WORK INSTRUCTIONS
Copy all the material below, exactly as it stands.

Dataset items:

## START

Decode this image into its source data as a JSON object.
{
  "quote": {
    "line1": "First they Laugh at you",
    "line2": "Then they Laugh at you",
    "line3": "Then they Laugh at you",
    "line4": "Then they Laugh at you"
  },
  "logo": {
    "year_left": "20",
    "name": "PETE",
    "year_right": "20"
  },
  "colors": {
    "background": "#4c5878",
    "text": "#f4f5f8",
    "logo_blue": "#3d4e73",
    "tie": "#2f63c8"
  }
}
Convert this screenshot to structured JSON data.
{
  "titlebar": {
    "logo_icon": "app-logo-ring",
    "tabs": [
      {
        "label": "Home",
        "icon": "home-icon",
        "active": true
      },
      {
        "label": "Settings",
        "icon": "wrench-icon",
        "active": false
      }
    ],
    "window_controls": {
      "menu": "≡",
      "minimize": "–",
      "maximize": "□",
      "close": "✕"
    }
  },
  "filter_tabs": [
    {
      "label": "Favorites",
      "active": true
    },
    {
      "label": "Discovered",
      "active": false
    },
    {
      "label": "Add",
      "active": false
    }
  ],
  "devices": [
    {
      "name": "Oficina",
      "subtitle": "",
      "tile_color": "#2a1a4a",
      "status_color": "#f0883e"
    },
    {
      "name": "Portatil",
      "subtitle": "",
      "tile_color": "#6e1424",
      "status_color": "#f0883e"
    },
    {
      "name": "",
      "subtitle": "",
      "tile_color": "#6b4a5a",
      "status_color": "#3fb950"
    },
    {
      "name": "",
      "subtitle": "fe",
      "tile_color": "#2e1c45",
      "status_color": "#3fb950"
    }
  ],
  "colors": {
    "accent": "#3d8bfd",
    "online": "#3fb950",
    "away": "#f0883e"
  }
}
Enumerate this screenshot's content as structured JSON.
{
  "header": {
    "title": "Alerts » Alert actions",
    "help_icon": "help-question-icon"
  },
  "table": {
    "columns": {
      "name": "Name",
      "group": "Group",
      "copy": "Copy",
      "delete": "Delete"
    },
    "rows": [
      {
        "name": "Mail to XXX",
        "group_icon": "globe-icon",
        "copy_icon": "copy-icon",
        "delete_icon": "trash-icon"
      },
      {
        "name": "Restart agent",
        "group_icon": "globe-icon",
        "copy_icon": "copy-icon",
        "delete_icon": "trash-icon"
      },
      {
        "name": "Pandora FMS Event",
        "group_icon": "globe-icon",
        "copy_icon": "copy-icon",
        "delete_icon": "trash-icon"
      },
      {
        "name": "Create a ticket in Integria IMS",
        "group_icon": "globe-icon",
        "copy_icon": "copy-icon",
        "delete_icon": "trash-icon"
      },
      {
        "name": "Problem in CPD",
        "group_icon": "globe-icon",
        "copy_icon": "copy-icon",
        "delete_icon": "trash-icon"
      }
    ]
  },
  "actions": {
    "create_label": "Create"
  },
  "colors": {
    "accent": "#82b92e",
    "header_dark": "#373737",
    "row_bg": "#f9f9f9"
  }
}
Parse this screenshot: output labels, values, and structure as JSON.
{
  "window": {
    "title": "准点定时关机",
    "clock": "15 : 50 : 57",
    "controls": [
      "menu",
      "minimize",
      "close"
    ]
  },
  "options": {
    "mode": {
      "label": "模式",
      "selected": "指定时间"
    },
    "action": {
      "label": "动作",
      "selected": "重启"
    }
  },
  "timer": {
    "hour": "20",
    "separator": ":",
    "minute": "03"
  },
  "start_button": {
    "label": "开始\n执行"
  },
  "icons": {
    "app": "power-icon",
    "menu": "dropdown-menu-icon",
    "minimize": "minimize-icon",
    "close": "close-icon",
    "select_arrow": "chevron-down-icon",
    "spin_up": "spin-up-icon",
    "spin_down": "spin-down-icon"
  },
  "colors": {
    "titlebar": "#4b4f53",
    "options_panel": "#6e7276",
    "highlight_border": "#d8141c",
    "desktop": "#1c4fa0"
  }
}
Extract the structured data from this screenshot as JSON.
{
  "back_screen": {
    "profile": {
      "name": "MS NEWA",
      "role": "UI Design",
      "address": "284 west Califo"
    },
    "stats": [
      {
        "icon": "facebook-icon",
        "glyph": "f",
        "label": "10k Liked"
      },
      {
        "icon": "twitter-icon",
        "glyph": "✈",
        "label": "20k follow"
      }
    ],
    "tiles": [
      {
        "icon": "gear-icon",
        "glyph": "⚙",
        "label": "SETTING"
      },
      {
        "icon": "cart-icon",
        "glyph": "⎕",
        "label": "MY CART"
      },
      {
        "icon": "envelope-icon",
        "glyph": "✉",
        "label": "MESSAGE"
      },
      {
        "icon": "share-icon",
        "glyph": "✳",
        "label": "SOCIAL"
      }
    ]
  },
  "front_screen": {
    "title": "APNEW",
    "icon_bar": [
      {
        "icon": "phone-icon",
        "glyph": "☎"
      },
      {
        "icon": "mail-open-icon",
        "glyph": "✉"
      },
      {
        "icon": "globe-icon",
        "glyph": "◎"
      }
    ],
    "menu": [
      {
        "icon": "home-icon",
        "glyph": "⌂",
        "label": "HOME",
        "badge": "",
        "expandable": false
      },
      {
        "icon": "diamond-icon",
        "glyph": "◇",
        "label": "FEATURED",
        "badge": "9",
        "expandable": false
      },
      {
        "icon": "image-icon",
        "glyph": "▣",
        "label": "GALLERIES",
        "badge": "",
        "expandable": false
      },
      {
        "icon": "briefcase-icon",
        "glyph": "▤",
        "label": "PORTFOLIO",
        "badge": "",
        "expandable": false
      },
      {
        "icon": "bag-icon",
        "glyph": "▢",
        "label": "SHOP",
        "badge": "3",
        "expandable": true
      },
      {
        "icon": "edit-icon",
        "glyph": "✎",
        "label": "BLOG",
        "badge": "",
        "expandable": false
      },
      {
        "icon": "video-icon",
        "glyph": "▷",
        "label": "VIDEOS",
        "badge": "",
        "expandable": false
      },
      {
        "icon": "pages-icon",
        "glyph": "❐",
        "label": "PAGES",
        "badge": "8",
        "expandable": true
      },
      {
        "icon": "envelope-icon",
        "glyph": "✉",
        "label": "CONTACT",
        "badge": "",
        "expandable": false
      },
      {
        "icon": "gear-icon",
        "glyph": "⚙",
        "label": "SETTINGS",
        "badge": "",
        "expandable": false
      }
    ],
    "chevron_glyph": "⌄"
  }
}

## END

TASK SOLUTION
Decode this image into its source data as a JSON object.
{
  "quote": {
    "line1": "First they Laugh at you",
    "line2": "Then they Laugh at you",
    "line3": "Then they Laugh at you",
    "line4": "Then they Laugh at you"
  },
  "logo": {
    "year_left": "20",
    "name": "PETE",
    "year_right": "20"
  },
  "colors": {
    "background": "#4c5878",
    "text": "#f4f5f8",
    "logo_blue": "#3d4e73",
    "tie": "#2f63c8"
  }
}
Convert this screenshot to structured JSON data.
{
  "titlebar": {
    "logo_icon": "app-logo-ring",
    "tabs": [
      {
        "label": "Home",
        "icon": "home-icon",
        "active": true
      },
      {
        "label": "Settings",
        "icon": "wrench-icon",
        "active": false
      }
    ],
    "window_controls": {
      "menu": "≡",
      "minimize": "–",
      "maximize": "□",
      "close": "✕"
    }
  },
  "filter_tabs": [
    {
      "label": "Favorites",
      "active": true
    },
    {
      "label": "Discovered",
      "active": false
    },
    {
      "label": "Add",
      "active": false
    }
  ],
  "devices": [
    {
      "name": "Oficina",
      "subtitle": "",
      "tile_color": "#2a1a4a",
      "status_color": "#f0883e"
    },
    {
      "name": "Portatil",
      "subtitle": "",
      "tile_color": "#6e1424",
      "status_color": "#f0883e"
    },
    {
      "name": "",
      "subtitle": "",
      "tile_color": "#6b4a5a",
      "status_color": "#3fb950"
    },
    {
      "name": "",
      "subtitle": "fe",
      "tile_color": "#2e1c45",
      "status_color": "#3fb950"
    }
  ],
  "colors": {
    "accent": "#3d8bfd",
    "online": "#3fb950",
    "away": "#f0883e"
  }
}
Enumerate this screenshot's content as structured JSON.
{
  "header": {
    "title": "Alerts » Alert actions",
    "help_icon": "help-question-icon"
  },
  "table": {
    "columns": {
      "name": "Name",
      "group": "Group",
      "copy": "Copy",
      "delete": "Delete"
    },
    "rows": [
      {
        "name": "Mail to XXX",
        "group_icon": "globe-icon",
        "copy_icon": "copy-icon",
        "delete_icon": "trash-icon"
      },
      {
        "name": "Restart agent",
        "group_icon": "globe-icon",
        "copy_icon": "copy-icon",
        "delete_icon": "trash-icon"
      },
      {
        "name": "Pandora FMS Event",
        "group_icon": "globe-icon",
        "copy_icon": "copy-icon",
        "delete_icon": "trash-icon"
      },
      {
        "name": "Create a ticket in Integria IMS",
        "group_icon": "globe-icon",
        "copy_icon": "copy-icon",
        "delete_icon": "trash-icon"
      },
      {
        "name": "Problem in CPD",
        "group_icon": "globe-icon",
        "copy_icon": "copy-icon",
        "delete_icon": "trash-icon"
      }
    ]
  },
  "actions": {
    "create_label": "Create"
  },
  "colors": {
    "accent": "#82b92e",
    "header_dark": "#373737",
    "row_bg": "#f9f9f9"
  }
}
Parse this screenshot: output labels, values, and structure as JSON.
{
  "window": {
    "title": "准点定时关机",
    "clock": "15 : 50 : 57",
    "controls": [
      "menu",
      "minimize",
      "close"
    ]
  },
  "options": {
    "mode": {
      "label": "模式",
      "selected": "指定时间"
    },
    "action": {
      "label": "动作",
      "selected": "重启"
    }
  },
  "timer": {
    "hour": "20",
    "separator": ":",
    "minute": "03"
  },
  "start_button": {
    "label": "开始\n执行"
  },
  "icons": {
    "app": "power-icon",
    "menu": "dropdown-menu-icon",
    "minimize": "minimize-icon",
    "close": "close-icon",
    "select_arrow": "chevron-down-icon",
    "spin_up": "spin-up-icon",
    "spin_down": "spin-down-icon"
  },
  "colors": {
    "titlebar": "#4b4f53",
    "options_panel": "#6e7276",
    "highlight_border": "#d8141c",
    "desktop": "#1c4fa0"
  }
}
Extract the structured data from this screenshot as JSON.
{
  "back_screen": {
    "profile": {
      "name": "MS NEWA",
      "role": "UI Design",
      "address": "284 west Califo"
    },
    "stats": [
      {
        "icon": "facebook-icon",
        "glyph": "f",
        "label": "10k Liked"
      },
      {
        "icon": "twitter-icon",
        "glyph": "✈",
        "label": "20k follow"
      }
    ],
    "tiles": [
      {
        "icon": "gear-icon",
        "glyph": "⚙",
        "label": "SETTING"
      },
      {
        "icon": "cart-icon",
        "glyph": "⎕",
        "label": "MY CART"
      },
      {
        "icon": "envelope-icon",
        "glyph": "✉",
        "label": "MESSAGE"
      },
      {
        "icon": "share-icon",
        "glyph": "✳",
        "label": "SOCIAL"
      }
    ]
  },
  "front_screen": {
    "title": "APNEW",
    "icon_bar": [
      {
        "icon": "phone-icon",
        "glyph": "☎"
      },
      {
        "icon": "mail-open-icon",
        "glyph": "✉"
      },
      {
        "icon": "globe-icon",
        "glyph": "◎"
      }
    ],
    "menu": [
      {
        "icon": "home-icon",
        "glyph": "⌂",
        "label": "HOME",
        "badge": "",
        "expandable": false
      },
      {
        "icon": "diamond-icon",
        "glyph": "◇",
        "label": "FEATURED",
        "badge": "9",
        "expandable": false
      },
      {
        "icon": "image-icon",
        "glyph": "▣",
        "label": "GALLERIES",
        "badge": "",
        "expandable": false
      },
      {
        "icon": "briefcase-icon",
        "glyph": "▤",
        "label": "PORTFOLIO",
        "badge": "",
        "expandable": false
      },
      {
        "icon": "bag-icon",
        "glyph": "▢",
        "label": "SHOP",
        "badge": "3",
        "expandable": true
      },
      {
        "icon": "edit-icon",
        "glyph": "✎",
        "label": "BLOG",
        "badge": "",
        "expandable": false
      },
      {
        "icon": "video-icon",
        "glyph": "▷",
        "label": "VIDEOS",
        "badge": "",
        "expandable": false
      },
      {
        "icon": "pages-icon",
        "glyph": "❐",
        "label": "PAGES",
        "badge": "8",
        "expandable": true
      },
      {
        "icon": "envelope-icon",
        "glyph": "✉",
        "label": "CONTACT",
        "badge": "",
        "expandable": false
      },
      {
        "icon": "gear-icon",
        "glyph": "⚙",
        "label": "SETTINGS",
        "badge": "",
        "expandable": false
      }
    ],
    "chevron_glyph": "⌄"
  }
}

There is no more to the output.